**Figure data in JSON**
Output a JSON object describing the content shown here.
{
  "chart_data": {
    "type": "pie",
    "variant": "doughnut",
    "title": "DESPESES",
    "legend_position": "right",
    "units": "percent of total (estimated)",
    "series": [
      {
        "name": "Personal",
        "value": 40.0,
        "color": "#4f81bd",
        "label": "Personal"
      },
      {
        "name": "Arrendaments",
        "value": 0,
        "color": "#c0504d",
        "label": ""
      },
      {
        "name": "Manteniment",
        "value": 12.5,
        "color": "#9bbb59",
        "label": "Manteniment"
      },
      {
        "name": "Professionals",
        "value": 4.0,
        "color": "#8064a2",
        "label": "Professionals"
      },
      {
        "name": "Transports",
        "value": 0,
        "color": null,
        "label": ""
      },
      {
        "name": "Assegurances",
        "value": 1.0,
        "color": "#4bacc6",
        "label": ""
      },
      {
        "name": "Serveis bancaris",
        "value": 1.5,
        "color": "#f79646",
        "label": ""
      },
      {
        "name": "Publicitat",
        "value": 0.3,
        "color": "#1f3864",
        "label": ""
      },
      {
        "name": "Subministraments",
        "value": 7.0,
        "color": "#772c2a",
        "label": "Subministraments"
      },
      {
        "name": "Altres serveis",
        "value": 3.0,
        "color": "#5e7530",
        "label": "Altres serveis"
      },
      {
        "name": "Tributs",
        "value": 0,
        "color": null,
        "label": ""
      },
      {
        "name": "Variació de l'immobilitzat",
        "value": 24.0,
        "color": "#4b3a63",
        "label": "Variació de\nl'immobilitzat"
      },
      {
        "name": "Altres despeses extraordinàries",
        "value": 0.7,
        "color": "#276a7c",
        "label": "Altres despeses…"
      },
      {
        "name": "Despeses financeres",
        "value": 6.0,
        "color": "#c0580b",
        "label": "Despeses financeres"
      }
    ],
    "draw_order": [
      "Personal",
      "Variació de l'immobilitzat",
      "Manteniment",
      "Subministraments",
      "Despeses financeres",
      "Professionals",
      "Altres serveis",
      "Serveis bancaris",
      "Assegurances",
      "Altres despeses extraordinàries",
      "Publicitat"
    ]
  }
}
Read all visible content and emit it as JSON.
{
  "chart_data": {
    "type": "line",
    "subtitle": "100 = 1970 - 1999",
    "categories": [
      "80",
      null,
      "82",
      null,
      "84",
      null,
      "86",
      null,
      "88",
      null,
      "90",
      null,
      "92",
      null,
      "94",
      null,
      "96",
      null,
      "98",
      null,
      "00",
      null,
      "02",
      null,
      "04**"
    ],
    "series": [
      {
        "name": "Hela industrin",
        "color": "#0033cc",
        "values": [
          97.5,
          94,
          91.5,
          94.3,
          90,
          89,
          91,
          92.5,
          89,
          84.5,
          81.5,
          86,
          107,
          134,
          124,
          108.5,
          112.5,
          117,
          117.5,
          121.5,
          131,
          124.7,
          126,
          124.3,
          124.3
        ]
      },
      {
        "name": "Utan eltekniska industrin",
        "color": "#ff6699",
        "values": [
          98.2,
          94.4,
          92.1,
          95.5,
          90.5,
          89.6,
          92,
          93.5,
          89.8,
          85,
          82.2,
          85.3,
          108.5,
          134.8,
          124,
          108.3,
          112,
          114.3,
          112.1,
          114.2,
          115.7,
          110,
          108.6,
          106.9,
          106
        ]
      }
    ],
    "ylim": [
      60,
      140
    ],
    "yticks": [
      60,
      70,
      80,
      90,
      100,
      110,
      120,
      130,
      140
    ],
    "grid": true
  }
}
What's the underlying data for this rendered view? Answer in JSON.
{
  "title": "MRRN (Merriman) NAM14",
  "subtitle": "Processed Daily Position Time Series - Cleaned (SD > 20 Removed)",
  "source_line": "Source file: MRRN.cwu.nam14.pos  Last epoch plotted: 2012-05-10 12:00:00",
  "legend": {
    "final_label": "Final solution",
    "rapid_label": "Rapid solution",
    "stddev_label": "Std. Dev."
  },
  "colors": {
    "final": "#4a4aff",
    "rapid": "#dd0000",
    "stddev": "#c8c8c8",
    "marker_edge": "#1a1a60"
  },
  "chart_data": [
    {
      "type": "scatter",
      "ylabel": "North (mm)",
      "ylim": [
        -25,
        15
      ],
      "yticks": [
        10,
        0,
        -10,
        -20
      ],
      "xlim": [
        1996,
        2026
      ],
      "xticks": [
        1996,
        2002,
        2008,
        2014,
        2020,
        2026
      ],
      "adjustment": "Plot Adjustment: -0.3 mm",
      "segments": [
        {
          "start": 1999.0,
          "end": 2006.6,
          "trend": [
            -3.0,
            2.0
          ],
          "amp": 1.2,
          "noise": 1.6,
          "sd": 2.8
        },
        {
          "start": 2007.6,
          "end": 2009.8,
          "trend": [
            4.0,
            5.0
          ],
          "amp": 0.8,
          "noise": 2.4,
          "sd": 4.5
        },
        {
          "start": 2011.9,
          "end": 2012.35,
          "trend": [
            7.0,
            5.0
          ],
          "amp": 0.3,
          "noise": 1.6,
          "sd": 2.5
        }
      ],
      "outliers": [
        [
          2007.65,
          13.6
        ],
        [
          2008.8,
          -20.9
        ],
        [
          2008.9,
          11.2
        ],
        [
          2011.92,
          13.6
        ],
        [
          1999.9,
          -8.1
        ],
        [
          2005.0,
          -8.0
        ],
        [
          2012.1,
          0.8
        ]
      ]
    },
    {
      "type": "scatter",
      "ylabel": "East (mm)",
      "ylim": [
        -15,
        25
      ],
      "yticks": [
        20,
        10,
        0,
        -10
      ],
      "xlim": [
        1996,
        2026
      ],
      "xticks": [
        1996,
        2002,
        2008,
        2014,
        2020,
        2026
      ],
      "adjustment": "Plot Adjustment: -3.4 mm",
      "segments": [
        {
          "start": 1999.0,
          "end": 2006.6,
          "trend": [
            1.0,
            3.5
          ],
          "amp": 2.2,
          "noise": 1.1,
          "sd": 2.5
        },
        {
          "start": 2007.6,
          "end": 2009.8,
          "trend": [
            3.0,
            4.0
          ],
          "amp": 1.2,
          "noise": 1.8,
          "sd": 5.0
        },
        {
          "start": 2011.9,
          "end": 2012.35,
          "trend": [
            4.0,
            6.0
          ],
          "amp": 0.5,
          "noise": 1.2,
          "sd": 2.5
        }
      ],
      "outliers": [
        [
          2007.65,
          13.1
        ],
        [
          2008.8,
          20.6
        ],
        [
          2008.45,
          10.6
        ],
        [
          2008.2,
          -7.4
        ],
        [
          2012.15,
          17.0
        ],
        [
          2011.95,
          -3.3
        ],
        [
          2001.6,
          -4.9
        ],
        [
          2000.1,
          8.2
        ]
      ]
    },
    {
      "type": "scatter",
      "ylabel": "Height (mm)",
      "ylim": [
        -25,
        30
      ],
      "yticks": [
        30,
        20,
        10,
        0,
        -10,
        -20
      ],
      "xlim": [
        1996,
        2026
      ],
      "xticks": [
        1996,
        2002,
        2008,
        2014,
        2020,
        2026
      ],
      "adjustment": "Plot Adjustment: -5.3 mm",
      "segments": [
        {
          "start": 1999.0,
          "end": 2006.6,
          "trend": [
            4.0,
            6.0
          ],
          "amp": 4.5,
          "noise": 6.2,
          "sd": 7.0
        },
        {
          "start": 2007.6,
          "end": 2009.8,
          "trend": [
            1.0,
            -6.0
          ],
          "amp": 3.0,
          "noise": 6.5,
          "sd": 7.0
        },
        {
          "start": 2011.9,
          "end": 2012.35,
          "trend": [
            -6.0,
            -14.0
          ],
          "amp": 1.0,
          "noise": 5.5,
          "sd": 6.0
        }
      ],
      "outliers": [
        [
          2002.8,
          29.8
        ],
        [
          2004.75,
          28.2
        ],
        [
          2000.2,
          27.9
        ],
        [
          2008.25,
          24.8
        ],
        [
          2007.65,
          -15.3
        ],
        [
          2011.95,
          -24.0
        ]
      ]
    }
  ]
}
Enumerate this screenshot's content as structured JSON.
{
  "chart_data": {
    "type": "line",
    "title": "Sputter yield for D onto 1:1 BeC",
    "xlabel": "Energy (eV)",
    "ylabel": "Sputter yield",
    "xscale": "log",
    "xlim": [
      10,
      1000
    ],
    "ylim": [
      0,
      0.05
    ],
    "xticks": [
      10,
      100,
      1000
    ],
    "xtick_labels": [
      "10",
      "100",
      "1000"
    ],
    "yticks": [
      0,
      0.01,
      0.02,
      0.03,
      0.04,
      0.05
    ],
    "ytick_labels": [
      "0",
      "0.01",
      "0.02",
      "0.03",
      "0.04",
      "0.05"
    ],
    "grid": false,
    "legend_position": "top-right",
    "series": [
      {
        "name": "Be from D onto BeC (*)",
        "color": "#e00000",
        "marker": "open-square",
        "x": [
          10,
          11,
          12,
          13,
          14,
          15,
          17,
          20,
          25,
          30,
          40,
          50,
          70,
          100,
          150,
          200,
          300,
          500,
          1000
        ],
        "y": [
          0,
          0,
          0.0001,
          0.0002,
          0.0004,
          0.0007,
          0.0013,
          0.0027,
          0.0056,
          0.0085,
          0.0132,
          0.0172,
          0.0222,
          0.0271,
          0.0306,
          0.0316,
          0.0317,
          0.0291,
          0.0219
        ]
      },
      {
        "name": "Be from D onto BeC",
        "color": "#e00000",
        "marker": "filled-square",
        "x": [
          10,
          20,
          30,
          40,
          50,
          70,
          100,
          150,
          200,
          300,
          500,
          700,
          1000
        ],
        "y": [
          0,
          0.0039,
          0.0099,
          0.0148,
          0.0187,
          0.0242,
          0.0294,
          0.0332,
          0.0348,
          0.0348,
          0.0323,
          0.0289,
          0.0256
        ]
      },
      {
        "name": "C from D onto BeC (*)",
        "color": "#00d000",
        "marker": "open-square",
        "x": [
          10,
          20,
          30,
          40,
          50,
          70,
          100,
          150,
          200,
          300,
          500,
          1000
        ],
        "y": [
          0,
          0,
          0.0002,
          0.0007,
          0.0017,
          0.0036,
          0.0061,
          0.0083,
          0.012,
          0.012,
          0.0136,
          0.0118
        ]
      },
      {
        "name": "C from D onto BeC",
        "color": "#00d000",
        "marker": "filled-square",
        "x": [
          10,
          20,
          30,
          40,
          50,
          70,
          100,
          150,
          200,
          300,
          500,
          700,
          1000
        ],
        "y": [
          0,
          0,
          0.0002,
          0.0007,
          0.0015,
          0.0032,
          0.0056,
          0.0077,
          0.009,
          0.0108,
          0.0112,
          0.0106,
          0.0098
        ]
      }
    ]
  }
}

**To do**
Return from the data every line that holds "ylabel".

**Completed task**
      "ylabel": "North (mm)",
      "ylabel": "East (mm)",
      "ylabel": "Height (mm)",
    "ylabel": "Sputter yield",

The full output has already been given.